TASK OBJECTIVE – In the text below on marketing spending, what year was Claude C. Hopkins' book Scientific Advertising published?

SOURCE EXTRACT –
::::
Thinking back on my career, I realized early on that marketing spending of any sort, whether for people or programs, must be rooted in my ability (and our marketing department’s ability) to justify the expense. Nothing else made sense to me then or now.
If you intend to spend the investor’s money (AKA company money) based on notions and intuition, without a plan to report the results, you are misleading management. If the results are not giving management the required return on investment, you are a fraud. Naturally, not every lead gen program will be a success. Yet taken as a whole, a company’s marketing should be measurable, with the goal of always making a defined predictable return.
Of course, proving ROI was for many years difficult in spite of Claude C. Hopkins’ book Scientific Advertising, published in 1923. Yes, you read correctly - 95 years ago he took the mystery away: “The only purpose of advertising is to make sales. It is profitable or unprofitable according to its actual sales.”
In his first chapter Hopkins says:
“The time has come when advertising has in some hands reached the status of a science. It is based on fixed principles and is reasonably exact. The causes and effects have been analyzed until they are well understood.
::::
DATA EXTRACT –

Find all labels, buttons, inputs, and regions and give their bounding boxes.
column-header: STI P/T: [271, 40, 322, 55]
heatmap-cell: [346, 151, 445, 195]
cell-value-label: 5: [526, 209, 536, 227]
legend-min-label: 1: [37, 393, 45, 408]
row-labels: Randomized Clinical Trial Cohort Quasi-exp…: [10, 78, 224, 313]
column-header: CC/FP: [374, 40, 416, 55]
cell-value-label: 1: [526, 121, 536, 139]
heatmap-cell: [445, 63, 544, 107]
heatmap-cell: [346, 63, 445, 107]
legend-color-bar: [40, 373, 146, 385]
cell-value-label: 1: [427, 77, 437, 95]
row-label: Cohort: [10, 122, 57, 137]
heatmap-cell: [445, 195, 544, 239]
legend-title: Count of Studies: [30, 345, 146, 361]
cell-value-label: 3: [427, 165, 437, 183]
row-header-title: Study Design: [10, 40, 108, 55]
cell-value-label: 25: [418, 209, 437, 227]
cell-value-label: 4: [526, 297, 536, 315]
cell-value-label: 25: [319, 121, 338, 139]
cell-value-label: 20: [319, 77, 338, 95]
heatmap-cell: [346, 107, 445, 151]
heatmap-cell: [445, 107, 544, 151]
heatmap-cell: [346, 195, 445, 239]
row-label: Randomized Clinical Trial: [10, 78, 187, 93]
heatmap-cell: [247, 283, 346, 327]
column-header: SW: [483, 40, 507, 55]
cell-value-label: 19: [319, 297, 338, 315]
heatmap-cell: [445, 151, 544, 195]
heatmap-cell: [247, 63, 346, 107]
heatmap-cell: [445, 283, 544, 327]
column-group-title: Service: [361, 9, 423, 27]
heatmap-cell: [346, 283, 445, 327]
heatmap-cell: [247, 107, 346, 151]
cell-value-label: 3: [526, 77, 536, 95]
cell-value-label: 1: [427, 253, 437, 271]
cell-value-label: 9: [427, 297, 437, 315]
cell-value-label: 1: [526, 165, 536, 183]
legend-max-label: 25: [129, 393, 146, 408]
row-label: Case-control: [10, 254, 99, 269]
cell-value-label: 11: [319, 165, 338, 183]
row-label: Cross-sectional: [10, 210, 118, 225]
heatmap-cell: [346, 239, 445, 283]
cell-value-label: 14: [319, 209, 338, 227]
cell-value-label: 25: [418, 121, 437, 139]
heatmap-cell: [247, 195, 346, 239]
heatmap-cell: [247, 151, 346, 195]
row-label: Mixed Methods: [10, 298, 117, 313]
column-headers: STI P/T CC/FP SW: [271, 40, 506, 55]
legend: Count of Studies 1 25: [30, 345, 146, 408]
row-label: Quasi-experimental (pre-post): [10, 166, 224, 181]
::::
EXERCISE RESULT – 1923